A block of data
________________________

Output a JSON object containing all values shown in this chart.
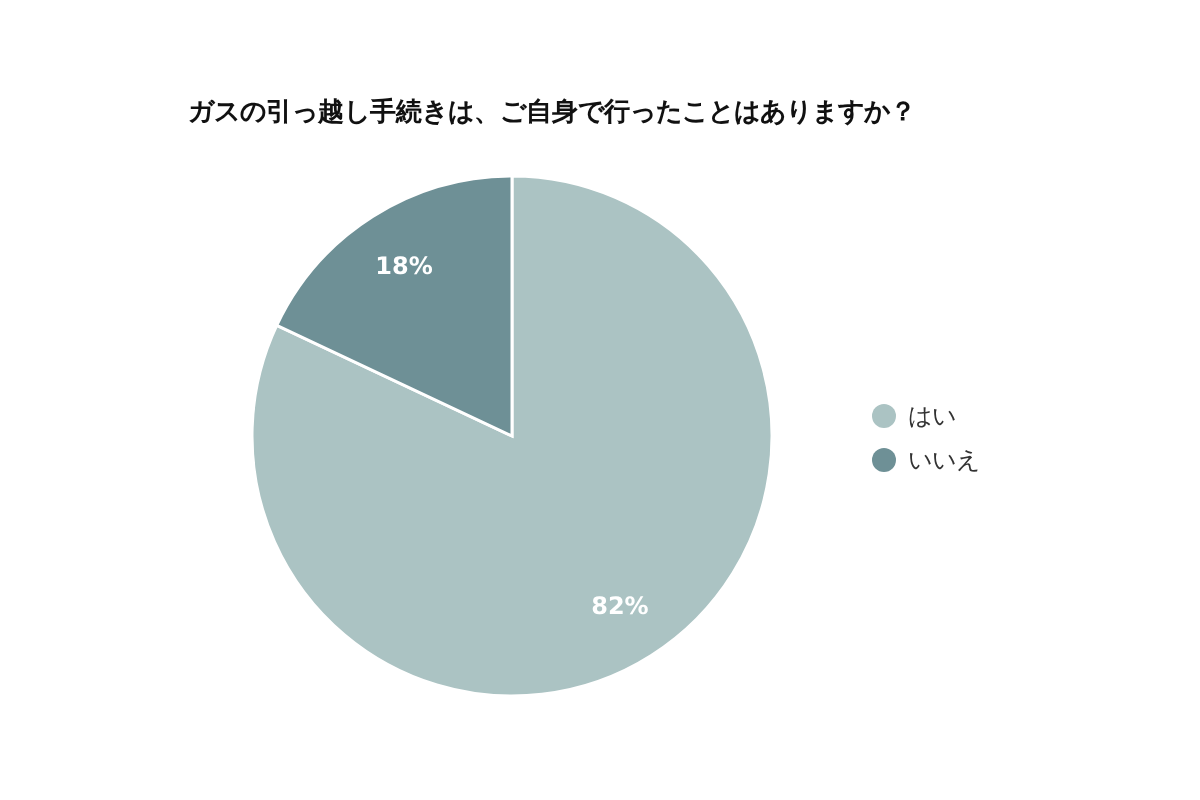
{
  "chart_data": {
    "type": "pie",
    "title": "ガスの引っ越し手続きは、ご自身で行ったことはありますか？",
    "categories": [
      "はい",
      "いいえ"
    ],
    "values": [
      82,
      18
    ],
    "colors": [
      "#abc3c3",
      "#6e9096"
    ],
    "value_labels": [
      "82%",
      "18%"
    ],
    "legend": "right"
  }
}
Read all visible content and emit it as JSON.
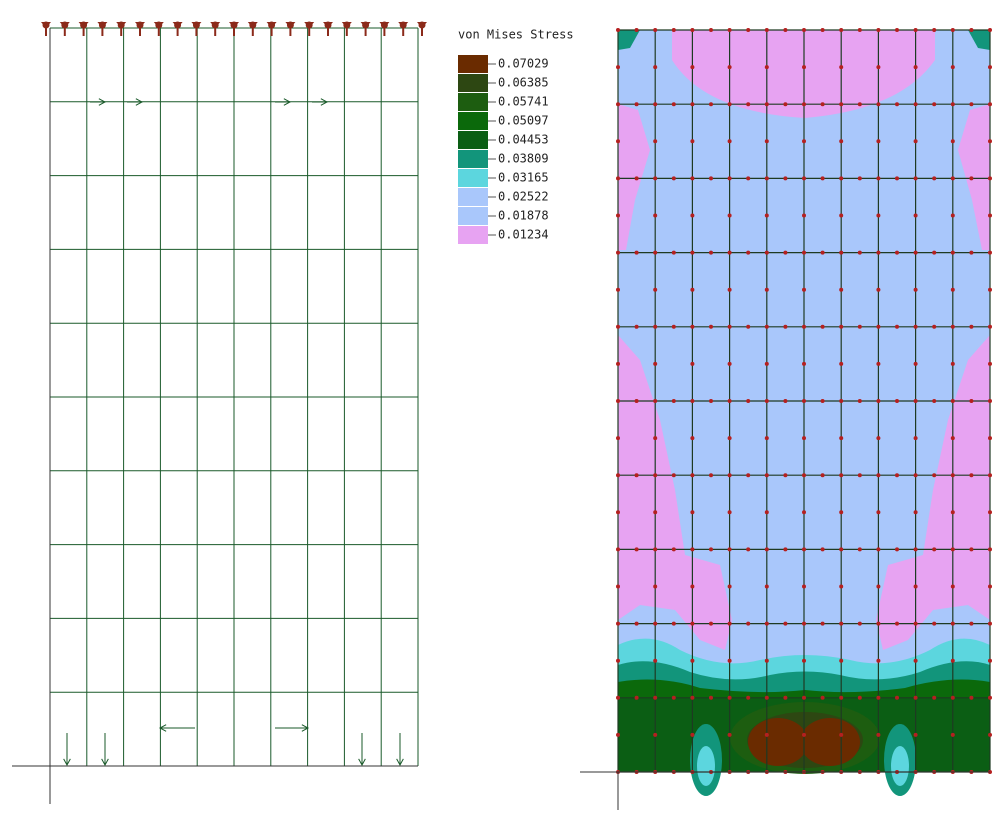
{
  "legend": {
    "title": "von Mises Stress",
    "entries": [
      {
        "label": "0.07029",
        "color": "#6a2b00"
      },
      {
        "label": "0.06385",
        "color": "#2d4712"
      },
      {
        "label": "0.05741",
        "color": "#1d5d10"
      },
      {
        "label": "0.05097",
        "color": "#0b690b"
      },
      {
        "label": "0.04453",
        "color": "#0b5e14"
      },
      {
        "label": "0.03809",
        "color": "#12957b"
      },
      {
        "label": "0.03165",
        "color": "#5cd6de"
      },
      {
        "label": "0.02522",
        "color": "#a9c7fb"
      },
      {
        "label": "0.01878",
        "color": "#a9c7fb"
      },
      {
        "label": "0.01234",
        "color": "#e7a3f2"
      }
    ]
  }
}
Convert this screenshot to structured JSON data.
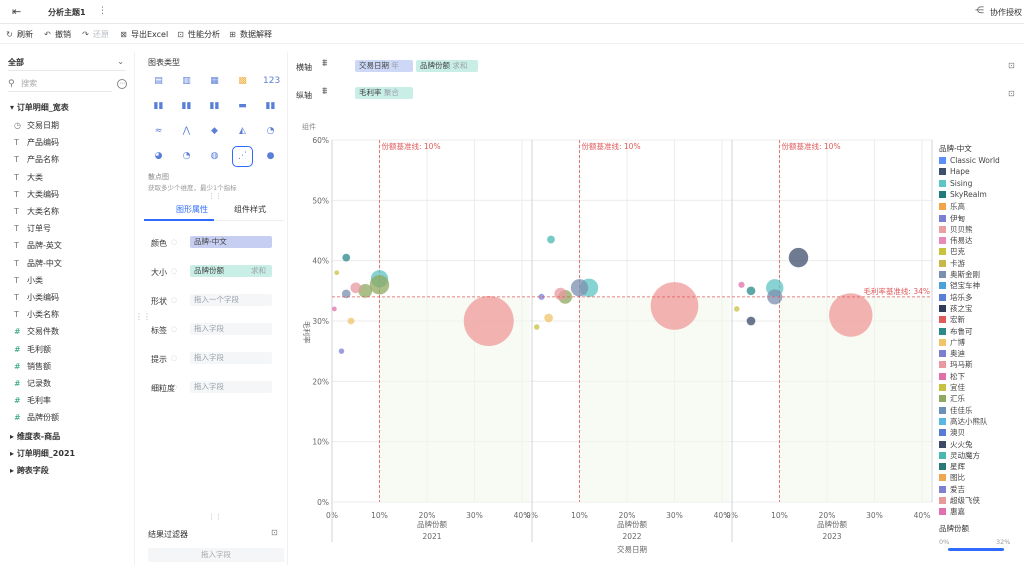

________________________

Transcribe all entries above exactly. Drop the pictures.

Output a JSON object containing all values shown in this chart.
{
  "chart_data": {
    "type": "pie",
    "title": "ガスの引っ越し手続きは、ご自身で行ったことはありますか？",
    "categories": [
      "はい",
      "いいえ"
    ],
    "values": [
      82,
      18
    ],
    "colors": [
      "#abc3c3",
      "#6e9096"
    ],
    "value_labels": [
      "82%",
      "18%"
    ],
    "legend": "right"
  }
}
Read all visible content and emit it as JSON.
{
  "legend": {
    "title": "von Mises Stress",
    "entries": [
      {
        "label": "0.07029",
        "color": "#6a2b00"
      },
      {
        "label": "0.06385",
        "color": "#2d4712"
      },
      {
        "label": "0.05741",
        "color": "#1d5d10"
      },
      {
        "label": "0.05097",
        "color": "#0b690b"
      },
      {
        "label": "0.04453",
        "color": "#0b5e14"
      },
      {
        "label": "0.03809",
        "color": "#12957b"
      },
      {
        "label": "0.03165",
        "color": "#5cd6de"
      },
      {
        "label": "0.02522",
        "color": "#a9c7fb"
      },
      {
        "label": "0.01878",
        "color": "#a9c7fb"
      },
      {
        "label": "0.01234",
        "color": "#e7a3f2"
      }
    ]
  }
}
Convert this screenshot to structured JSON data.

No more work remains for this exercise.